▶ **Material supplied**:
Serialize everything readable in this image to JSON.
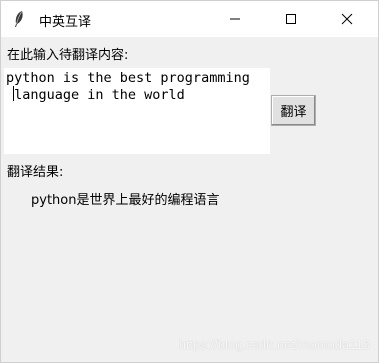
{
  "window": {
    "title": "中英互译",
    "controls": {
      "minimize_icon": "minimize-icon",
      "maximize_icon": "maximize-icon",
      "close_icon": "close-icon"
    }
  },
  "input": {
    "label": "在此输入待翻译内容:",
    "value": "python is the best programming\n language in the world"
  },
  "translate_button": {
    "label": "翻译"
  },
  "result": {
    "label": "翻译结果:",
    "value": "python是世界上最好的编程语言"
  },
  "watermark": "https://blog.csdn.net/momoda118"
}
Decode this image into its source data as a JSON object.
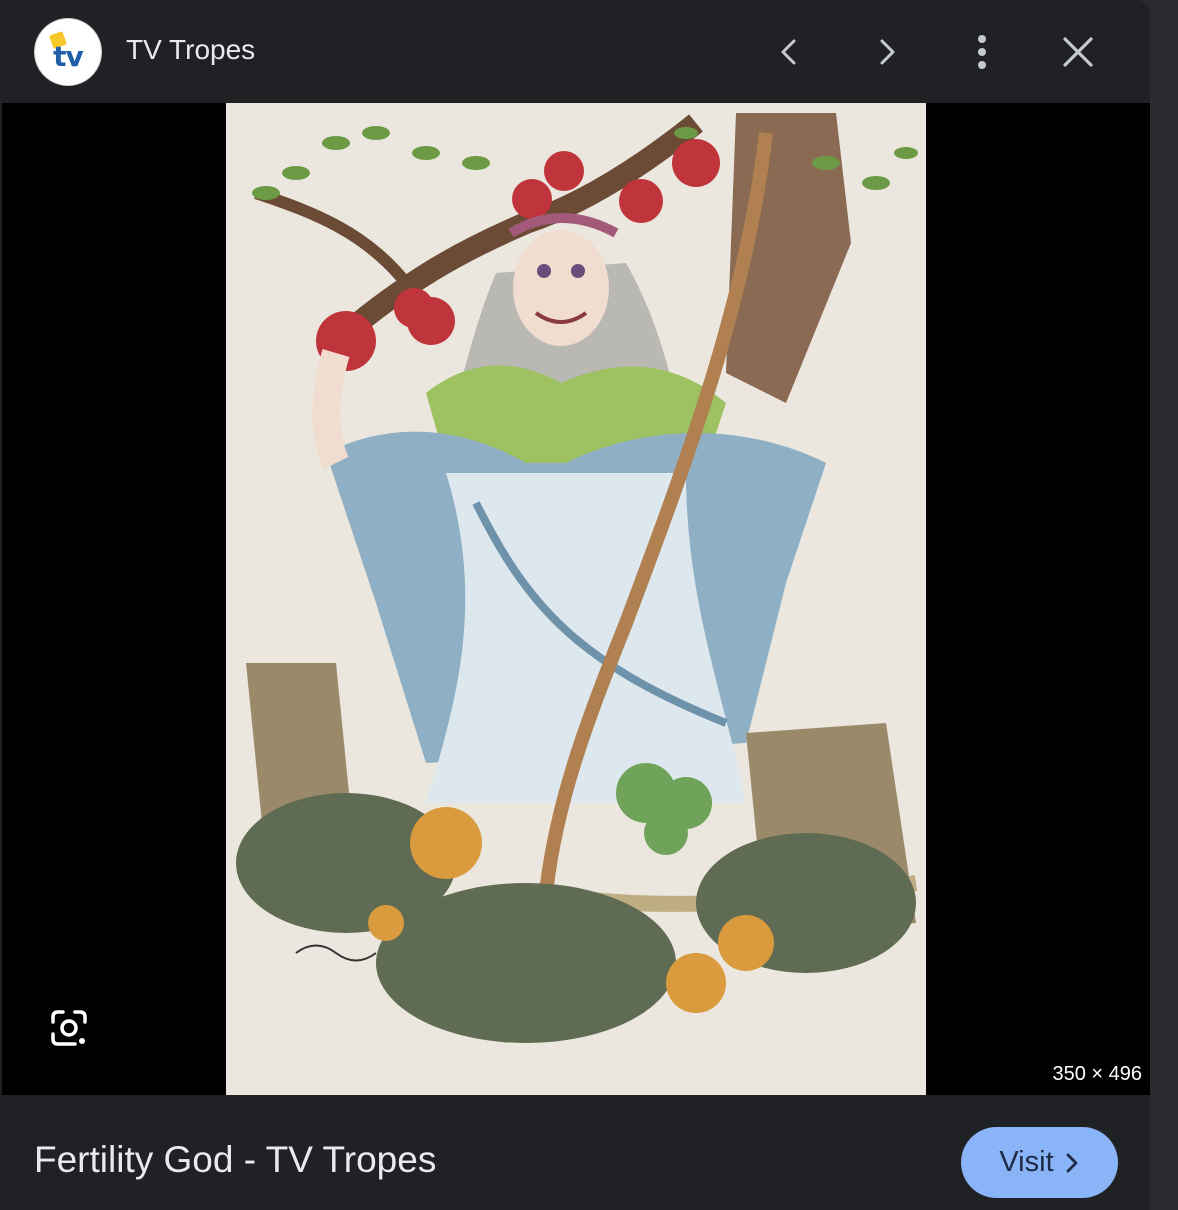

▶ **Requirement**: Set each line of the records down exactly, leaving every picture out.

▶ **Finished answer**:
Serialize everything readable in this image to JSON.
{
  "window": {
    "title": "中英互译",
    "controls": {
      "minimize_icon": "minimize-icon",
      "maximize_icon": "maximize-icon",
      "close_icon": "close-icon"
    }
  },
  "input": {
    "label": "在此输入待翻译内容:",
    "value": "python is the best programming\n language in the world"
  },
  "translate_button": {
    "label": "翻译"
  },
  "result": {
    "label": "翻译结果:",
    "value": "python是世界上最好的编程语言"
  },
  "watermark": "https://blog.csdn.net/momoda118"
}
Decode this image into its source data as a JSON object.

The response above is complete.